— Goal —
In the records below, pick out all lines containing the word "habitations".
-- Start Material --
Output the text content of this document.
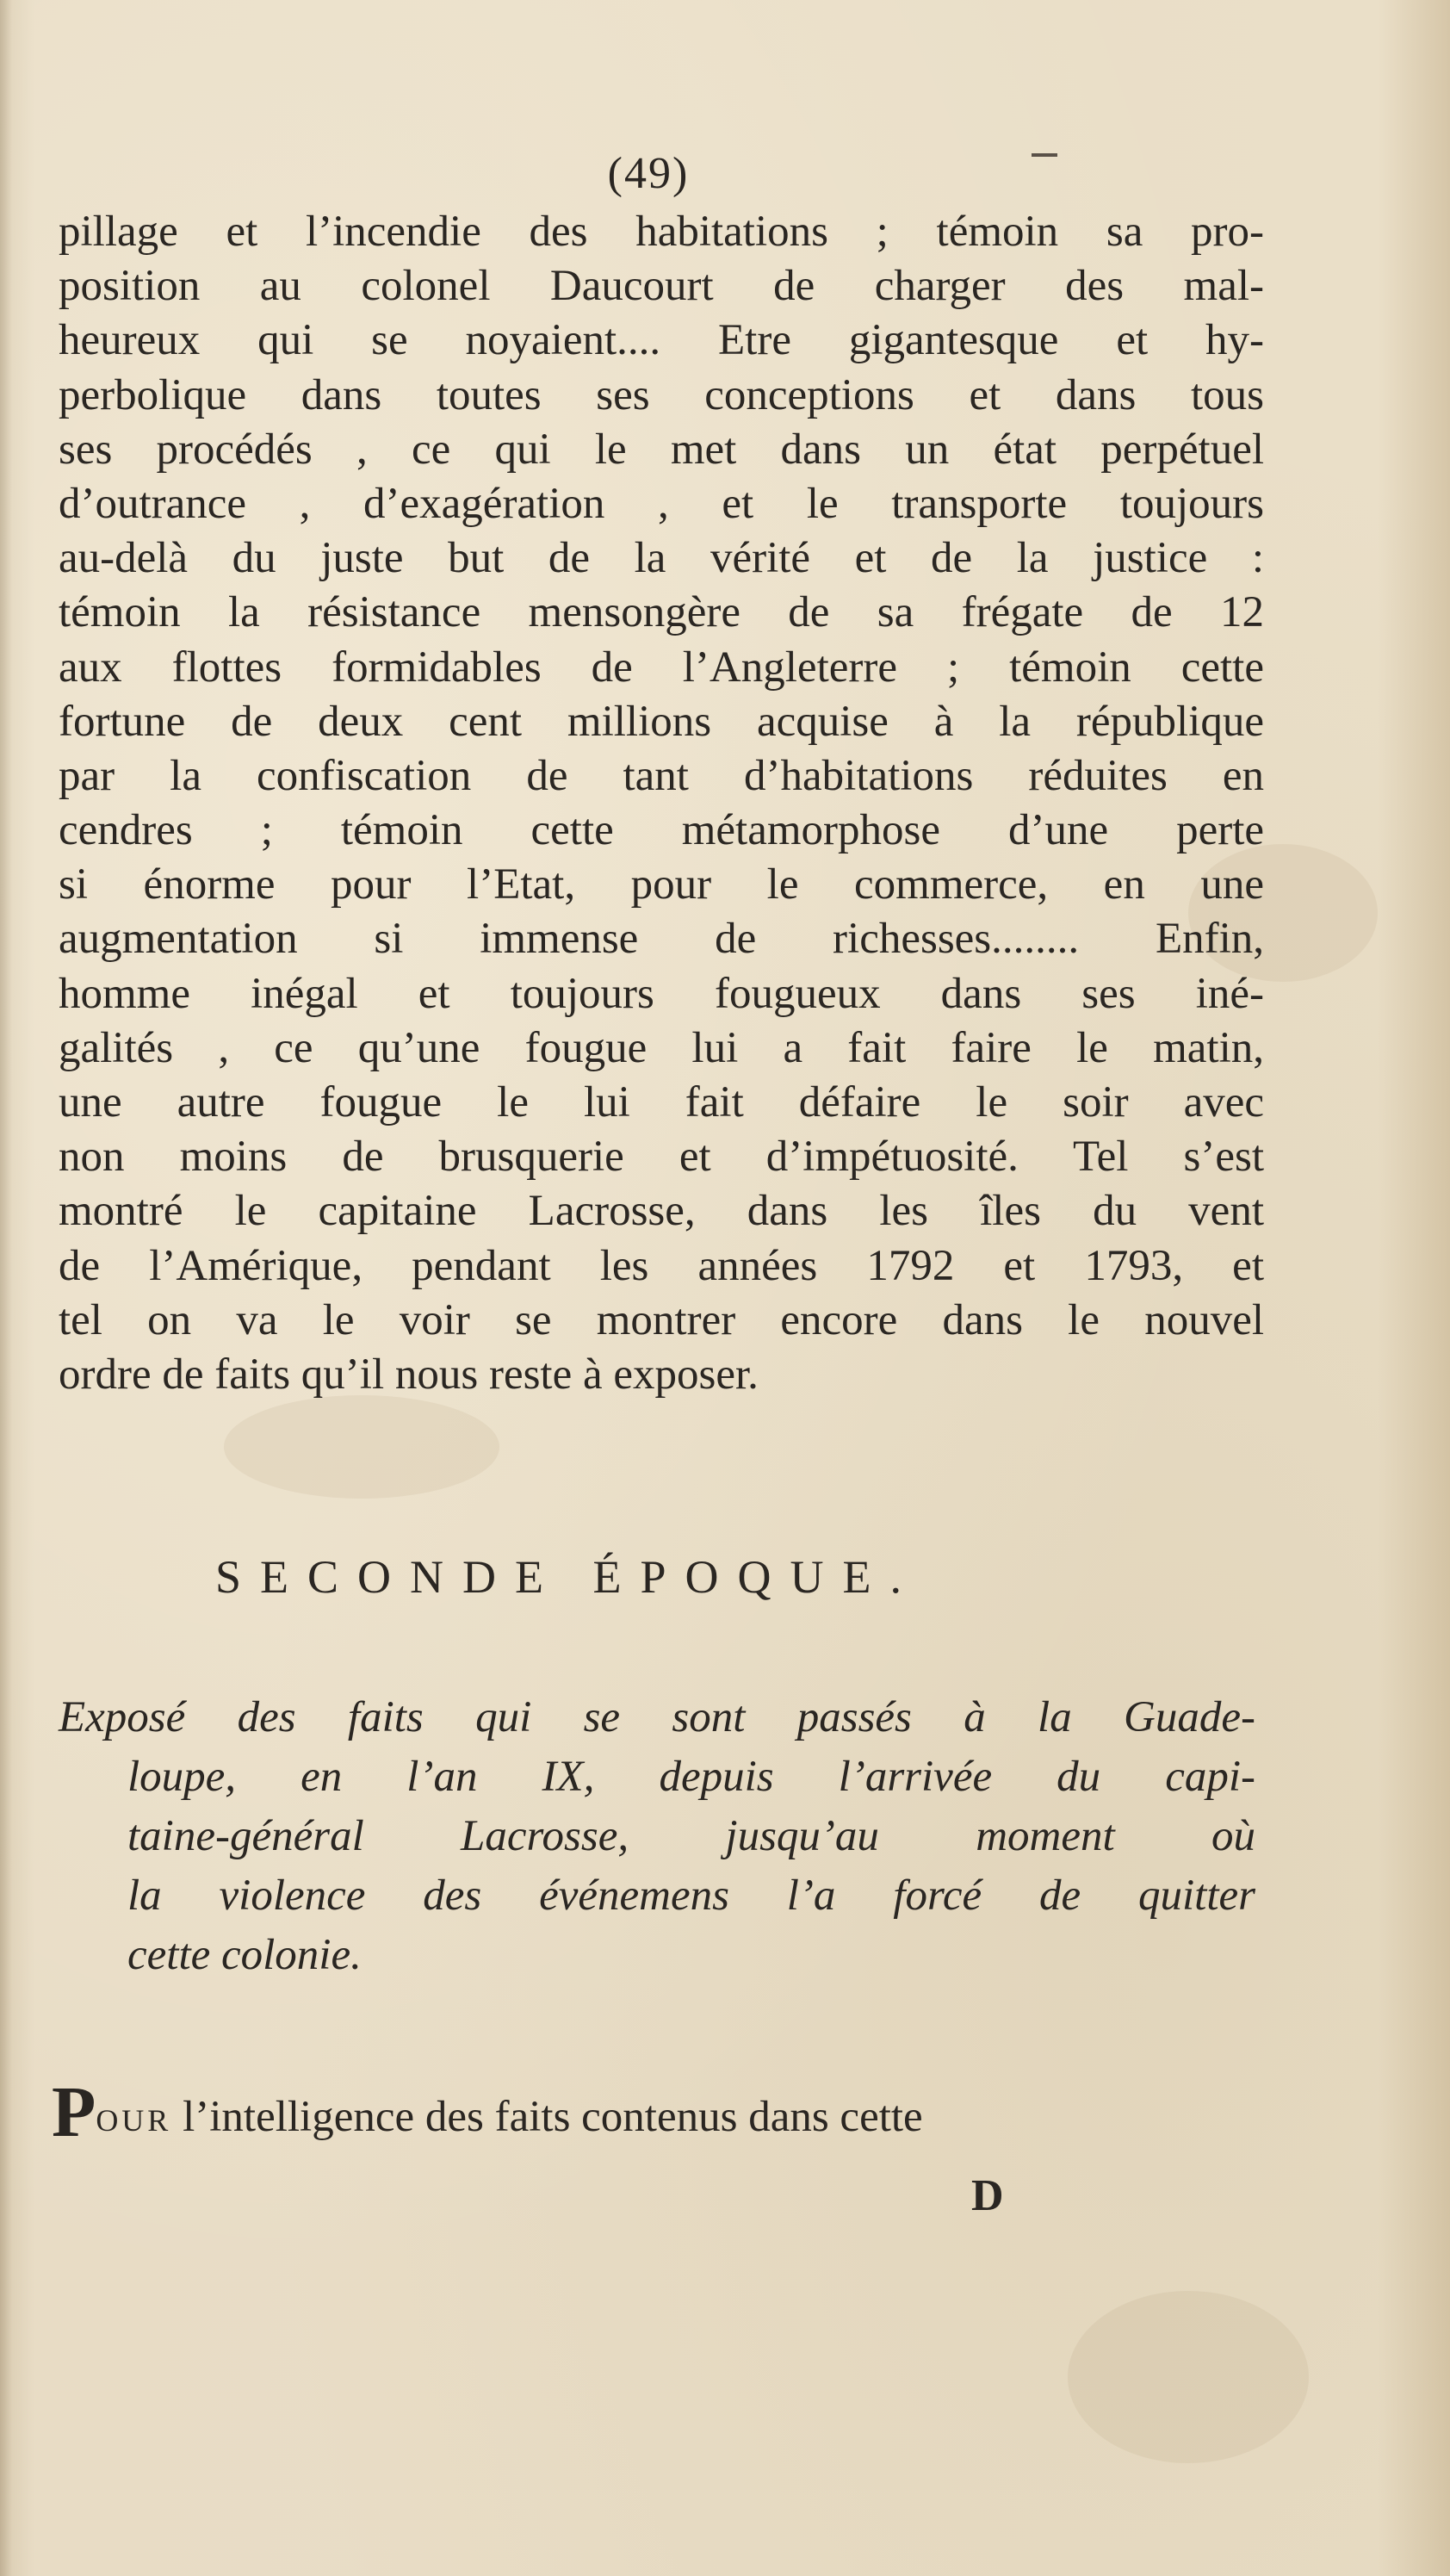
(49)
pillage et l’incendie des habitations ; témoin sa pro-
position au colonel Daucourt de charger des mal-
heureux qui se noyaient.... Etre gigantesque et hy-
perbolique dans toutes ses conceptions et dans tous
ses procédés , ce qui le met dans un état perpétuel
d’outrance , d’exagération , et le transporte toujours
au-delà du juste but de la vérité et de la justice :
témoin la résistance mensongère de sa frégate de 12
aux flottes formidables de l’Angleterre ; témoin cette
fortune de deux cent millions acquise à la république
par la confiscation de tant d’habitations réduites en
cendres ; témoin cette métamorphose d’une perte
si énorme pour l’Etat, pour le commerce, en une
augmentation si immense de richesses........ Enfin,
homme inégal et toujours fougueux dans ses iné-
galités , ce qu’une fougue lui a fait faire le matin,
une autre fougue le lui fait défaire le soir avec
non moins de brusquerie et d’impétuosité. Tel s’est
montré le capitaine Lacrosse, dans les îles du vent
de l’Amérique, pendant les années 1792 et 1793, et
tel on va le voir se montrer encore dans le nouvel
ordre de faits qu’il nous reste à exposer.
SECONDE ÉPOQUE.
Exposé des faits qui se sont passés à la Guade-
loupe, en l’an IX, depuis l’arrivée du capi-
taine-général Lacrosse, jusqu’au moment où
la violence des événemens l’a forcé de quitter
cette colonie.
POUR l’intelligence des faits contenus dans cette
D
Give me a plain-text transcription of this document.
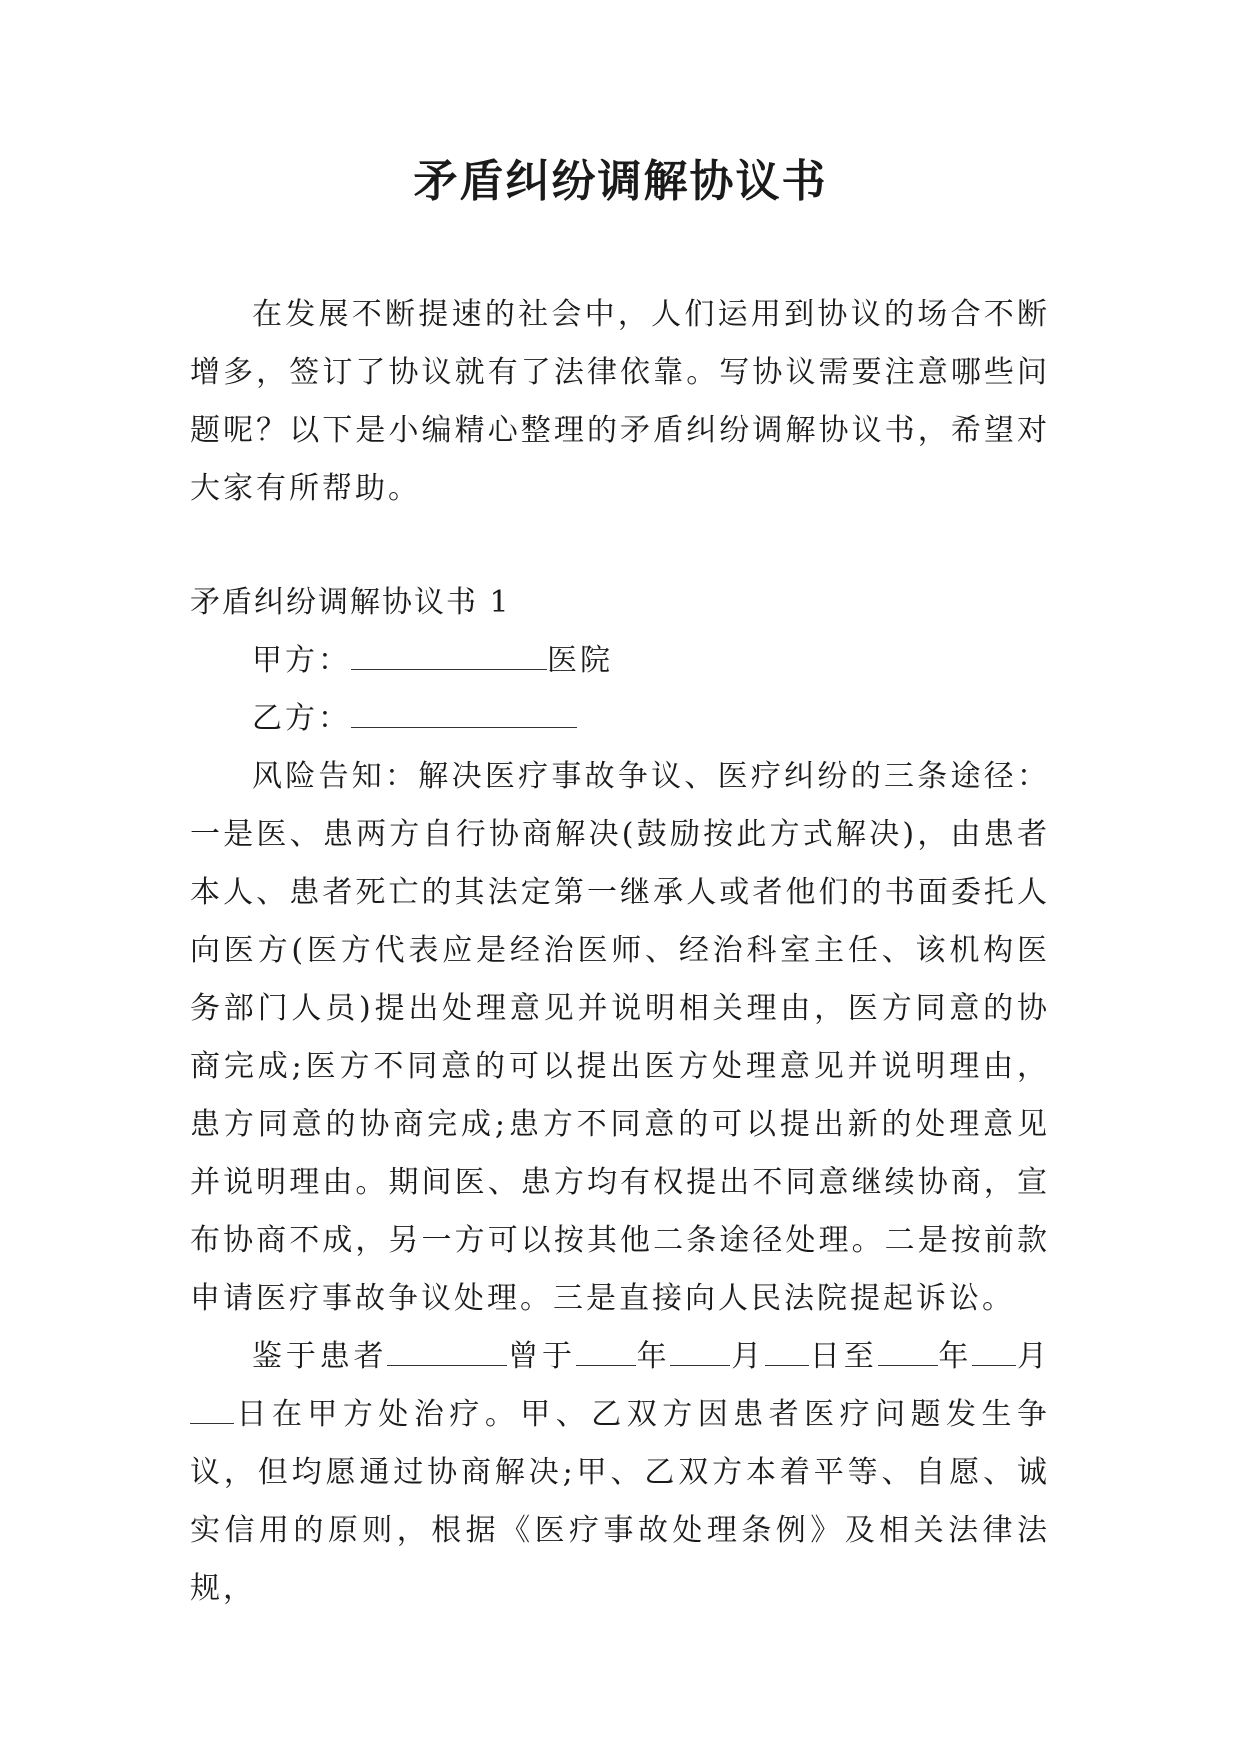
矛盾纠纷调解协议书

在发展不断提速的社会中，人们运用到协议的场合不断增多，签订了协议就有了法律依靠。写协议需要注意哪些问题呢？以下是小编精心整理的矛盾纠纷调解协议书，希望对大家有所帮助。

矛盾纠纷调解协议书 1

甲方：	医院

乙方：

风险告知：解决医疗事故争议、医疗纠纷的三条途径：一是医、患两方自行协商解决(鼓励按此方式解决)，由患者本人、患者死亡的其法定第一继承人或者他们的书面委托人向医方(医方代表应是经治医师、经治科室主任、该机构医务部门人员)提出处理意见并说明相关理由，医方同意的协商完成;医方不同意的可以提出医方处理意见并说明理由，患方同意的协商完成;患方不同意的可以提出新的处理意见并说明理由。期间医、患方均有权提出不同意继续协商，宣布协商不成，另一方可以按其他二条途径处理。二是按前款申请医疗事故争议处理。三是直接向人民法院提起诉讼。

鉴于患者	曾于 年 月 日至 年 月日在甲方处治疗。甲、乙双方因患者医疗问题发生争议，但均愿通过协商解决;甲、乙双方本着平等、自愿、诚实信用的原则，根据《医疗事故处理条例》及相关法律法规，
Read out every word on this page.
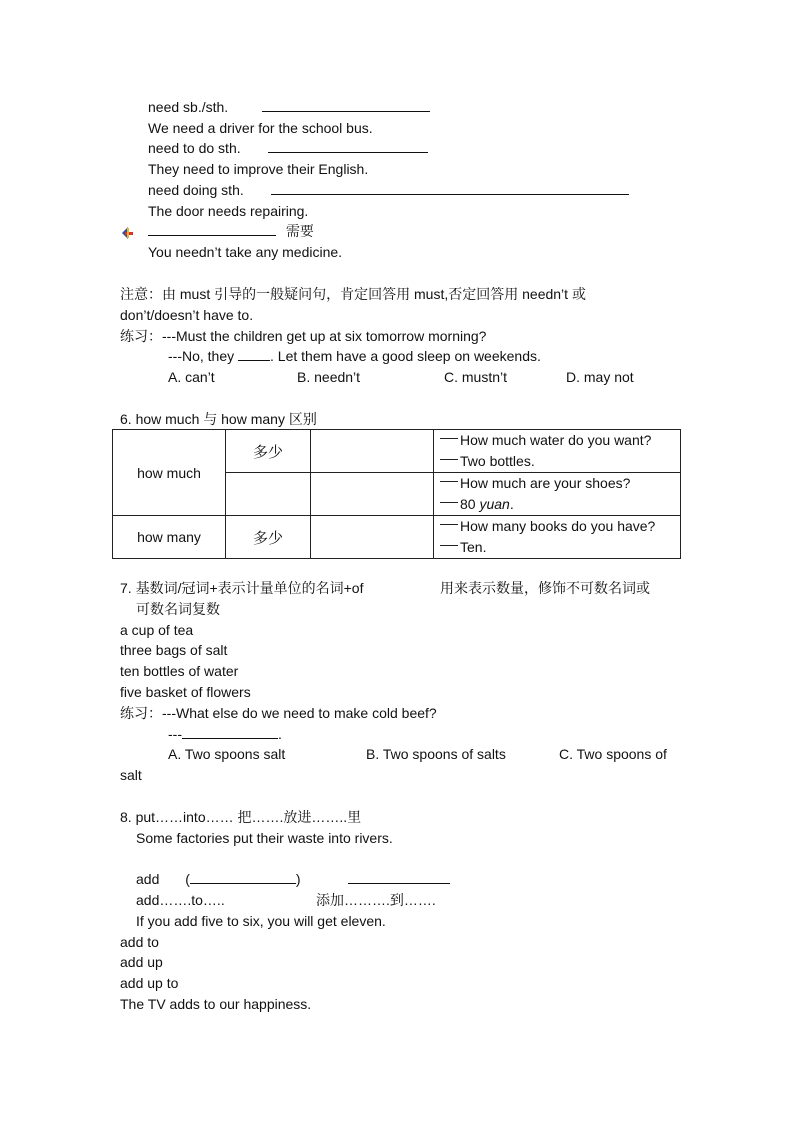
need sb./sth.
We need a driver for the school bus.
need to do sth.
They need to improve their English.
need doing sth.
The door needs repairing.
需要
You needn’t take any medicine.
注意：由 must 引导的一般疑问句，肯定回答用 must,否定回答用 needn’t 或
don’t/doesn’t have to.
练习：---Must the children get up at six tomorrow morning?
---No, they	. Let them have a good sleep on weekends.
A. can’t	B. needn’t	C. mustn’t	D. may not
6. how much 与 how many 区别
how much	多少		How much water do you want?
Two bottles.

			How much are your shoes?
80 yuan.

how many	多少		How many books do you have?
Ten.
7. 基数词/冠词+表示计量单位的名词+of	用来表示数量，修饰不可数名词或
可数名词复数
a cup of tea
three bags of salt
ten bottles of water
five basket of flowers
练习：---What else do we need to make cold beef?
---	.
A. Two spoons salt	B. Two spoons of salts	C. Two spoons of
salt
8. put……into…… 把…….放进……..里
Some factories put their waste into rivers.
add (	)
add…….to…..	添加……….到…….
If you add five to six, you will get eleven.
add to
add up
add up to
The TV adds to our happiness.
-- End Material --
— Exercise answer —
pillage et l’incendie des habitations ; témoin sa pro-
par la confiscation de tant d’habitations réduites en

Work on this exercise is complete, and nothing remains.